**What this task involves**. Reproduce only the lines from the line containing "Give me the" to the end of the entries below, including both of those lines.

**Task inputs**.
▼▼▼
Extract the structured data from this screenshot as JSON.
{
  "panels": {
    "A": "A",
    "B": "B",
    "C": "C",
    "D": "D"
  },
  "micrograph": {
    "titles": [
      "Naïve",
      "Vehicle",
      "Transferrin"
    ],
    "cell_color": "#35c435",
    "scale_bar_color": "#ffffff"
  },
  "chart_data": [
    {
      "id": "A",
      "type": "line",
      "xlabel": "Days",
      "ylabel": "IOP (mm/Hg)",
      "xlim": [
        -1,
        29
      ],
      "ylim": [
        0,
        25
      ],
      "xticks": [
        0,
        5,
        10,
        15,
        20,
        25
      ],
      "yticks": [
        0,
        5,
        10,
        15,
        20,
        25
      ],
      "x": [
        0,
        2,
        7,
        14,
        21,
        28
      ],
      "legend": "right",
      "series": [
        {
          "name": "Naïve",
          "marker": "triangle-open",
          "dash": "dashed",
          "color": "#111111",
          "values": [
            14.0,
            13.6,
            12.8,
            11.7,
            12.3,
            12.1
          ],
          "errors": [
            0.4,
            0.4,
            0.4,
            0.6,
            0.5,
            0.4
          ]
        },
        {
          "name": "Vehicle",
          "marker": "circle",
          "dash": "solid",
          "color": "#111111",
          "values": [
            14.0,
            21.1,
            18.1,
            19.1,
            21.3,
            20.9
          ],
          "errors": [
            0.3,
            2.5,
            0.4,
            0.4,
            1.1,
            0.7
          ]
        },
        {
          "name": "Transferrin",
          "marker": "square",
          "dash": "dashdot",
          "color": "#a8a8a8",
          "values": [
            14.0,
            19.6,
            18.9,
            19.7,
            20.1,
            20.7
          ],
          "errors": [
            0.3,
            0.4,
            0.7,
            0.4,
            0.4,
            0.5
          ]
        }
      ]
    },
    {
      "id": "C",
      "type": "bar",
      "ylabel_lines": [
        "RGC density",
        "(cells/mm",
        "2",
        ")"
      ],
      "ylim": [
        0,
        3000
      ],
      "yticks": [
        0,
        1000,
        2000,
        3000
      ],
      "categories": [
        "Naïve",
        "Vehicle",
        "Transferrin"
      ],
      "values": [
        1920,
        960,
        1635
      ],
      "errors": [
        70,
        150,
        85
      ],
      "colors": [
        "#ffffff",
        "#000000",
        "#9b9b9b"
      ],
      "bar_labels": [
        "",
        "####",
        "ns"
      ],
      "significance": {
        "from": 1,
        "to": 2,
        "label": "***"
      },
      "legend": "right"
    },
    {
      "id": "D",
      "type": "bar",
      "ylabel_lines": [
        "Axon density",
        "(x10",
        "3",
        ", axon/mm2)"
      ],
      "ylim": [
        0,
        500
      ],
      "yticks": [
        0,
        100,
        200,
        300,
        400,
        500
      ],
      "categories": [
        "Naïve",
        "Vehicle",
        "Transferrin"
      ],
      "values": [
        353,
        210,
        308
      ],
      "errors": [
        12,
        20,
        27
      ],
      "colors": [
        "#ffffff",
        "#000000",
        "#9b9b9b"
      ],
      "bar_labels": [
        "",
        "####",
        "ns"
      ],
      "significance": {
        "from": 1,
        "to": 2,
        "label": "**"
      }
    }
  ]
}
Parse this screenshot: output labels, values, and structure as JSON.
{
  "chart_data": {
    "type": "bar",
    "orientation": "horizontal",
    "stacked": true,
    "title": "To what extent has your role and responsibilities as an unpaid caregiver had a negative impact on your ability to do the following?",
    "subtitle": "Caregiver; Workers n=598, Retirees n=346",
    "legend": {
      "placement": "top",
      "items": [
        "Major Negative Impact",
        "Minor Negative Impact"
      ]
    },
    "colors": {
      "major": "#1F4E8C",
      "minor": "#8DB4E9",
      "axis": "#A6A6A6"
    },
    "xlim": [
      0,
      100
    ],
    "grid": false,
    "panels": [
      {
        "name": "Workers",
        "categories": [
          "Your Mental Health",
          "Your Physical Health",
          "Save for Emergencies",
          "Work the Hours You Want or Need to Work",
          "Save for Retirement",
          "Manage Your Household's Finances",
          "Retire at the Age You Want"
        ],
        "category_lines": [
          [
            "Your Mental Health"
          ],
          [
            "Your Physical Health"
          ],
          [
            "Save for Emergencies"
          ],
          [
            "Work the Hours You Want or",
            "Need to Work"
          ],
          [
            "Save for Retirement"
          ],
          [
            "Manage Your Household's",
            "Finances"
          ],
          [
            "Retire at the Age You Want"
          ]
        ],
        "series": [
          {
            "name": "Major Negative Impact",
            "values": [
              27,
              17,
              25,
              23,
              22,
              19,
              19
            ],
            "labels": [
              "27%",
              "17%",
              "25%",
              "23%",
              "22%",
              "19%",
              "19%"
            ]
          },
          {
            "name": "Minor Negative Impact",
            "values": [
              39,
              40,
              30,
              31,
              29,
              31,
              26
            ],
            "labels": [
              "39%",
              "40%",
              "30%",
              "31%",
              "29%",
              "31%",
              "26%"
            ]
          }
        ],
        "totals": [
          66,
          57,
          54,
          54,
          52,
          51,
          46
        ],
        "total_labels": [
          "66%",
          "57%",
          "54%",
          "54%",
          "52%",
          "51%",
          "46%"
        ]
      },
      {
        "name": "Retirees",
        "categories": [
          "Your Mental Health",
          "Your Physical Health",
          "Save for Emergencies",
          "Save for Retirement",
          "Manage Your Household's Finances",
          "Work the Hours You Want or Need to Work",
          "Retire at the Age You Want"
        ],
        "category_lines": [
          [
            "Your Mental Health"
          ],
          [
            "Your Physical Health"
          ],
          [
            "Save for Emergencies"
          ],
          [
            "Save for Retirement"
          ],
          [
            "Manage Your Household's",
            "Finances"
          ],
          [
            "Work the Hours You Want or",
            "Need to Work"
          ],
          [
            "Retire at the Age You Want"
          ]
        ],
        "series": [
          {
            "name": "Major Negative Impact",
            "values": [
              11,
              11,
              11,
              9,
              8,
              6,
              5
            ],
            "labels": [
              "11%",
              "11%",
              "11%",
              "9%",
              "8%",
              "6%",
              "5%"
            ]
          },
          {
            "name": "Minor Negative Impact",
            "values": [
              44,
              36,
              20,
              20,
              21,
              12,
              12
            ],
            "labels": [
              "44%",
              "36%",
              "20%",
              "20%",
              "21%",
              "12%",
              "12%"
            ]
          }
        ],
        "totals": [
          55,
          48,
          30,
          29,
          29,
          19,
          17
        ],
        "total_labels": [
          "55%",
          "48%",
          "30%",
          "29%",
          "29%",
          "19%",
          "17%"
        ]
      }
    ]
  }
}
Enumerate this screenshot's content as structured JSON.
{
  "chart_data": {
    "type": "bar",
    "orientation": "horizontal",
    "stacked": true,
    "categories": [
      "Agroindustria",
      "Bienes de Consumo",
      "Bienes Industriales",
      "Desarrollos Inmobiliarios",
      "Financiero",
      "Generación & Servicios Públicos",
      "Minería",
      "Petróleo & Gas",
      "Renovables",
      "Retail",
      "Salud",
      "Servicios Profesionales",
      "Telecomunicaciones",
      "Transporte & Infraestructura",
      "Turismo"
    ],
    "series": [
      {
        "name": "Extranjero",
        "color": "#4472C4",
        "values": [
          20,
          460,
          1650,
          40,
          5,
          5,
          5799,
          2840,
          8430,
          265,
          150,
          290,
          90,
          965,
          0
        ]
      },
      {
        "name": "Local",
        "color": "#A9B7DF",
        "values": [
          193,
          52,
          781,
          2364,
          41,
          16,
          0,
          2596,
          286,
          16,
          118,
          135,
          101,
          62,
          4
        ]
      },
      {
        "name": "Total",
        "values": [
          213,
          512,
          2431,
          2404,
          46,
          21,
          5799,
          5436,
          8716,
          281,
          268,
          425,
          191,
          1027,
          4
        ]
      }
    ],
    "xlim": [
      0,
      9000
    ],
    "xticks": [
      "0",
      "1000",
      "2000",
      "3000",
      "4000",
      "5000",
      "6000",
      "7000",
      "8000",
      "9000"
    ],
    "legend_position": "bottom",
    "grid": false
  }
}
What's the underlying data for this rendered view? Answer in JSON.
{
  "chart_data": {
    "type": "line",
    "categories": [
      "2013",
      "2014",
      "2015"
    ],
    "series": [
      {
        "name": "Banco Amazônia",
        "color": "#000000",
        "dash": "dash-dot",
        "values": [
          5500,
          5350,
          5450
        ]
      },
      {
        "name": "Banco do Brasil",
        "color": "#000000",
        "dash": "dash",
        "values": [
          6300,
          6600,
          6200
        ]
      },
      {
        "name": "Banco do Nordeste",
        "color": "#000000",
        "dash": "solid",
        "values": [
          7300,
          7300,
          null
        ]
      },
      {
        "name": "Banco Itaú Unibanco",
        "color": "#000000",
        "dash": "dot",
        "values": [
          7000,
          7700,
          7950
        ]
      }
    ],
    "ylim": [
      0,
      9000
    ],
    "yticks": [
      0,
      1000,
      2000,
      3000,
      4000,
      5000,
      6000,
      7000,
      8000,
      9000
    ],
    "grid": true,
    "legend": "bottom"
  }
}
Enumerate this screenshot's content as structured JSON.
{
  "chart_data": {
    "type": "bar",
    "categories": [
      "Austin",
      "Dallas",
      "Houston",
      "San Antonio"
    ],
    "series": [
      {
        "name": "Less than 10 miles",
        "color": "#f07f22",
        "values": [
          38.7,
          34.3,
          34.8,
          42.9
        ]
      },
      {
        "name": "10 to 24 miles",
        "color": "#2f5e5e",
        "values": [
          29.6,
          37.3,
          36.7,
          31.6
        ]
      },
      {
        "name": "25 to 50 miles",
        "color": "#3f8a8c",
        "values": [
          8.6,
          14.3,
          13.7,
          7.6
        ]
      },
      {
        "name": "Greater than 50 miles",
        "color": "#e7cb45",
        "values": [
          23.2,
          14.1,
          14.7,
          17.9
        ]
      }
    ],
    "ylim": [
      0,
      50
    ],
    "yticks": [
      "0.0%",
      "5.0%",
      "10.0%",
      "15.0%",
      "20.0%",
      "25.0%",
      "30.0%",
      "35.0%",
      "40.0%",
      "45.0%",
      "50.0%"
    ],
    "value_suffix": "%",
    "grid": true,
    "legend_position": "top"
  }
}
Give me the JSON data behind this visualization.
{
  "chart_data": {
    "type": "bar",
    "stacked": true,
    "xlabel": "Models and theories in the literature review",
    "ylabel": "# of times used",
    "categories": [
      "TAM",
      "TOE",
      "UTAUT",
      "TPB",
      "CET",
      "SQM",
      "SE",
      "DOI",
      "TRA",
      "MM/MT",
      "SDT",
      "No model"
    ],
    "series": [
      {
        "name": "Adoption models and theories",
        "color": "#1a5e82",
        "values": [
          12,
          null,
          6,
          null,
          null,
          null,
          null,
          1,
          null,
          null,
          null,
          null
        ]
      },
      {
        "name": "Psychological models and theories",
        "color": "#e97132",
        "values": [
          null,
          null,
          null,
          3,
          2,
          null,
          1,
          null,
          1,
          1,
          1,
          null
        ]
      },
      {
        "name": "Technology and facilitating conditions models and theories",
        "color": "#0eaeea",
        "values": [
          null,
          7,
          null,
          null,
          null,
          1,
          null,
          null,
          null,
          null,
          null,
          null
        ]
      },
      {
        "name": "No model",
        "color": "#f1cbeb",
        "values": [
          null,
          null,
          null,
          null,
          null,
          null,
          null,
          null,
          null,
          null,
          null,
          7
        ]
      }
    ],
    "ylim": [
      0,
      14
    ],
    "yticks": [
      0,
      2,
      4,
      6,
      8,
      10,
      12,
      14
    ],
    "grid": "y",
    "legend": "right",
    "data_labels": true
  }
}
▲▲▲
**Answer in full**.
Give me the JSON data behind this visualization.
{
  "chart_data": {
    "type": "bar",
    "stacked": true,
    "xlabel": "Models and theories in the literature review",
    "ylabel": "# of times used",
    "categories": [
      "TAM",
      "TOE",
      "UTAUT",
      "TPB",
      "CET",
      "SQM",
      "SE",
      "DOI",
      "TRA",
      "MM/MT",
      "SDT",
      "No model"
    ],
    "series": [
      {
        "name": "Adoption models and theories",
        "color": "#1a5e82",
        "values": [
          12,
          null,
          6,
          null,
          null,
          null,
          null,
          1,
          null,
          null,
          null,
          null
        ]
      },
      {
        "name": "Psychological models and theories",
        "color": "#e97132",
        "values": [
          null,
          null,
          null,
          3,
          2,
          null,
          1,
          null,
          1,
          1,
          1,
          null
        ]
      },
      {
        "name": "Technology and facilitating conditions models and theories",
        "color": "#0eaeea",
        "values": [
          null,
          7,
          null,
          null,
          null,
          1,
          null,
          null,
          null,
          null,
          null,
          null
        ]
      },
      {
        "name": "No model",
        "color": "#f1cbeb",
        "values": [
          null,
          null,
          null,
          null,
          null,
          null,
          null,
          null,
          null,
          null,
          null,
          7
        ]
      }
    ],
    "ylim": [
      0,
      14
    ],
    "yticks": [
      0,
      2,
      4,
      6,
      8,
      10,
      12,
      14
    ],
    "grid": "y",
    "legend": "right",
    "data_labels": true
  }
}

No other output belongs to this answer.